## WHAT YOU SHOULD DO
Write out the full listing again, exactly as it stands.
☆ ☆ ☆ ☆ ☆ ☆ ☆
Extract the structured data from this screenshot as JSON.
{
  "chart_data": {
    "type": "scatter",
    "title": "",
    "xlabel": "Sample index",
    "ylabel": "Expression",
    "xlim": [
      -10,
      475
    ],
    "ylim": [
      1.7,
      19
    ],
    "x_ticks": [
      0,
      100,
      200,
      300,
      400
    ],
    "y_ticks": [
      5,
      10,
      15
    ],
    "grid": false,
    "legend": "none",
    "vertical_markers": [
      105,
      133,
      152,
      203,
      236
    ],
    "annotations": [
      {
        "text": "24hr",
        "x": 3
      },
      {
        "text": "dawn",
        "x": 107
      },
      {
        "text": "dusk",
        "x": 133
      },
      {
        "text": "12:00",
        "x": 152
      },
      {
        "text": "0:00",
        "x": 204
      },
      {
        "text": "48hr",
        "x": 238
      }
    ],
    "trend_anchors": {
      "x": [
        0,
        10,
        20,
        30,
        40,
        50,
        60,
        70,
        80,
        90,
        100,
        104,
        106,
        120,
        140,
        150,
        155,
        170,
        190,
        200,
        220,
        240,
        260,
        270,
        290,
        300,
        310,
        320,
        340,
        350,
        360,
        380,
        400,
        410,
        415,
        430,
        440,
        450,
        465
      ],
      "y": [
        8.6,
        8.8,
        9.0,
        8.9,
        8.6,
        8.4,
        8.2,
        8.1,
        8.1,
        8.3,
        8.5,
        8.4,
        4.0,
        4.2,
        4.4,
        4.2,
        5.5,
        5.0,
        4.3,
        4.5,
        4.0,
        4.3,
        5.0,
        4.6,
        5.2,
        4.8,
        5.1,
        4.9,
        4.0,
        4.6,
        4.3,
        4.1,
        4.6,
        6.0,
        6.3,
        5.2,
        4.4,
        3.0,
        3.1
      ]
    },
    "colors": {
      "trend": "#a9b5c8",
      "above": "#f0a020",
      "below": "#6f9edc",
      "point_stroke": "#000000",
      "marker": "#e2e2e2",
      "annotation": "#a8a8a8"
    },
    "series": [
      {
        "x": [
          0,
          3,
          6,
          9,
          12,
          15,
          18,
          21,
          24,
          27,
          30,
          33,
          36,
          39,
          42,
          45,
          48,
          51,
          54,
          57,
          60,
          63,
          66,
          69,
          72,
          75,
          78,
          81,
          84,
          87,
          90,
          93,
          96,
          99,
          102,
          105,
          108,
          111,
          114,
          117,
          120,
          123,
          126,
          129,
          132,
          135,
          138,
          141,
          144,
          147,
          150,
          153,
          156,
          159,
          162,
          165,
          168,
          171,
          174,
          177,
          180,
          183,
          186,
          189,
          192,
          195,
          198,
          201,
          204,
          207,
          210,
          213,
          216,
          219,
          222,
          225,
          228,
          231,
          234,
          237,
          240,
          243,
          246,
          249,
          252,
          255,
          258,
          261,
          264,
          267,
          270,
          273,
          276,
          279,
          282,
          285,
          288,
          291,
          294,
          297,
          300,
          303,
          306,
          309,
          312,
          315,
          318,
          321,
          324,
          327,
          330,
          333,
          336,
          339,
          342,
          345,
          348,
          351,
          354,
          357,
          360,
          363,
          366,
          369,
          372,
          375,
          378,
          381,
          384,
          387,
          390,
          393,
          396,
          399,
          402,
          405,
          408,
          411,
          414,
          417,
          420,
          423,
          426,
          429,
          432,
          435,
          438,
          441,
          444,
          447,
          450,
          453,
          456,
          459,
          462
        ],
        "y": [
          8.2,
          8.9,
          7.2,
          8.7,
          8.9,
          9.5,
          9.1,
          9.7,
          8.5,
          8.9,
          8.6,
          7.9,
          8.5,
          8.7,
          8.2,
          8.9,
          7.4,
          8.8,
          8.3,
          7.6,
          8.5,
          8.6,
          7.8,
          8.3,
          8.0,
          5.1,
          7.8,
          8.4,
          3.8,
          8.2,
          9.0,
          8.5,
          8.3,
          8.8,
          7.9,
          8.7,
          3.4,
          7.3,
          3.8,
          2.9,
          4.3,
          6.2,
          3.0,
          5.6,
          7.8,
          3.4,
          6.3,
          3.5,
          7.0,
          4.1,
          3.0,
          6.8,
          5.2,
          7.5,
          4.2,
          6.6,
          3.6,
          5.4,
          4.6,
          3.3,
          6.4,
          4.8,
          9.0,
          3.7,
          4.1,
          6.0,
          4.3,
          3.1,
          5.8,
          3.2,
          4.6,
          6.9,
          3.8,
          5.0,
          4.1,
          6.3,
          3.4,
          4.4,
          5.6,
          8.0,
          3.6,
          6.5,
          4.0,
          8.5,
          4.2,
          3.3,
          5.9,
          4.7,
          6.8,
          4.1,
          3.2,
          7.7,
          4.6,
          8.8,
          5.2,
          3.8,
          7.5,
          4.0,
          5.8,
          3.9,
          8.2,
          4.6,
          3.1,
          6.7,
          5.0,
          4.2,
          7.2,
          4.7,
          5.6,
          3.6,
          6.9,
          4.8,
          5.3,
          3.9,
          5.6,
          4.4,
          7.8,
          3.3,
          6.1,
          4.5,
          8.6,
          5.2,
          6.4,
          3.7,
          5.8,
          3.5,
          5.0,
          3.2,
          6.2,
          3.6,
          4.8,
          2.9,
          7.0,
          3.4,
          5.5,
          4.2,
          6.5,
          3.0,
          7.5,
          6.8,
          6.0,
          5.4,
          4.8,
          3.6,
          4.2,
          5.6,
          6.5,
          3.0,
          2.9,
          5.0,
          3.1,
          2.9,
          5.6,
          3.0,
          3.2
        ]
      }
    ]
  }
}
☆ ☆ ☆ ☆ ☆ ☆ ☆
## RESULT OF THIS EXERCISE
Extract the structured data from this screenshot as JSON.
{
  "chart_data": {
    "type": "scatter",
    "title": "",
    "xlabel": "Sample index",
    "ylabel": "Expression",
    "xlim": [
      -10,
      475
    ],
    "ylim": [
      1.7,
      19
    ],
    "x_ticks": [
      0,
      100,
      200,
      300,
      400
    ],
    "y_ticks": [
      5,
      10,
      15
    ],
    "grid": false,
    "legend": "none",
    "vertical_markers": [
      105,
      133,
      152,
      203,
      236
    ],
    "annotations": [
      {
        "text": "24hr",
        "x": 3
      },
      {
        "text": "dawn",
        "x": 107
      },
      {
        "text": "dusk",
        "x": 133
      },
      {
        "text": "12:00",
        "x": 152
      },
      {
        "text": "0:00",
        "x": 204
      },
      {
        "text": "48hr",
        "x": 238
      }
    ],
    "trend_anchors": {
      "x": [
        0,
        10,
        20,
        30,
        40,
        50,
        60,
        70,
        80,
        90,
        100,
        104,
        106,
        120,
        140,
        150,
        155,
        170,
        190,
        200,
        220,
        240,
        260,
        270,
        290,
        300,
        310,
        320,
        340,
        350,
        360,
        380,
        400,
        410,
        415,
        430,
        440,
        450,
        465
      ],
      "y": [
        8.6,
        8.8,
        9.0,
        8.9,
        8.6,
        8.4,
        8.2,
        8.1,
        8.1,
        8.3,
        8.5,
        8.4,
        4.0,
        4.2,
        4.4,
        4.2,
        5.5,
        5.0,
        4.3,
        4.5,
        4.0,
        4.3,
        5.0,
        4.6,
        5.2,
        4.8,
        5.1,
        4.9,
        4.0,
        4.6,
        4.3,
        4.1,
        4.6,
        6.0,
        6.3,
        5.2,
        4.4,
        3.0,
        3.1
      ]
    },
    "colors": {
      "trend": "#a9b5c8",
      "above": "#f0a020",
      "below": "#6f9edc",
      "point_stroke": "#000000",
      "marker": "#e2e2e2",
      "annotation": "#a8a8a8"
    },
    "series": [
      {
        "x": [
          0,
          3,
          6,
          9,
          12,
          15,
          18,
          21,
          24,
          27,
          30,
          33,
          36,
          39,
          42,
          45,
          48,
          51,
          54,
          57,
          60,
          63,
          66,
          69,
          72,
          75,
          78,
          81,
          84,
          87,
          90,
          93,
          96,
          99,
          102,
          105,
          108,
          111,
          114,
          117,
          120,
          123,
          126,
          129,
          132,
          135,
          138,
          141,
          144,
          147,
          150,
          153,
          156,
          159,
          162,
          165,
          168,
          171,
          174,
          177,
          180,
          183,
          186,
          189,
          192,
          195,
          198,
          201,
          204,
          207,
          210,
          213,
          216,
          219,
          222,
          225,
          228,
          231,
          234,
          237,
          240,
          243,
          246,
          249,
          252,
          255,
          258,
          261,
          264,
          267,
          270,
          273,
          276,
          279,
          282,
          285,
          288,
          291,
          294,
          297,
          300,
          303,
          306,
          309,
          312,
          315,
          318,
          321,
          324,
          327,
          330,
          333,
          336,
          339,
          342,
          345,
          348,
          351,
          354,
          357,
          360,
          363,
          366,
          369,
          372,
          375,
          378,
          381,
          384,
          387,
          390,
          393,
          396,
          399,
          402,
          405,
          408,
          411,
          414,
          417,
          420,
          423,
          426,
          429,
          432,
          435,
          438,
          441,
          444,
          447,
          450,
          453,
          456,
          459,
          462
        ],
        "y": [
          8.2,
          8.9,
          7.2,
          8.7,
          8.9,
          9.5,
          9.1,
          9.7,
          8.5,
          8.9,
          8.6,
          7.9,
          8.5,
          8.7,
          8.2,
          8.9,
          7.4,
          8.8,
          8.3,
          7.6,
          8.5,
          8.6,
          7.8,
          8.3,
          8.0,
          5.1,
          7.8,
          8.4,
          3.8,
          8.2,
          9.0,
          8.5,
          8.3,
          8.8,
          7.9,
          8.7,
          3.4,
          7.3,
          3.8,
          2.9,
          4.3,
          6.2,
          3.0,
          5.6,
          7.8,
          3.4,
          6.3,
          3.5,
          7.0,
          4.1,
          3.0,
          6.8,
          5.2,
          7.5,
          4.2,
          6.6,
          3.6,
          5.4,
          4.6,
          3.3,
          6.4,
          4.8,
          9.0,
          3.7,
          4.1,
          6.0,
          4.3,
          3.1,
          5.8,
          3.2,
          4.6,
          6.9,
          3.8,
          5.0,
          4.1,
          6.3,
          3.4,
          4.4,
          5.6,
          8.0,
          3.6,
          6.5,
          4.0,
          8.5,
          4.2,
          3.3,
          5.9,
          4.7,
          6.8,
          4.1,
          3.2,
          7.7,
          4.6,
          8.8,
          5.2,
          3.8,
          7.5,
          4.0,
          5.8,
          3.9,
          8.2,
          4.6,
          3.1,
          6.7,
          5.0,
          4.2,
          7.2,
          4.7,
          5.6,
          3.6,
          6.9,
          4.8,
          5.3,
          3.9,
          5.6,
          4.4,
          7.8,
          3.3,
          6.1,
          4.5,
          8.6,
          5.2,
          6.4,
          3.7,
          5.8,
          3.5,
          5.0,
          3.2,
          6.2,
          3.6,
          4.8,
          2.9,
          7.0,
          3.4,
          5.5,
          4.2,
          6.5,
          3.0,
          7.5,
          6.8,
          6.0,
          5.4,
          4.8,
          3.6,
          4.2,
          5.6,
          6.5,
          3.0,
          2.9,
          5.0,
          3.1,
          2.9,
          5.6,
          3.0,
          3.2
        ]
      }
    ]
  }
}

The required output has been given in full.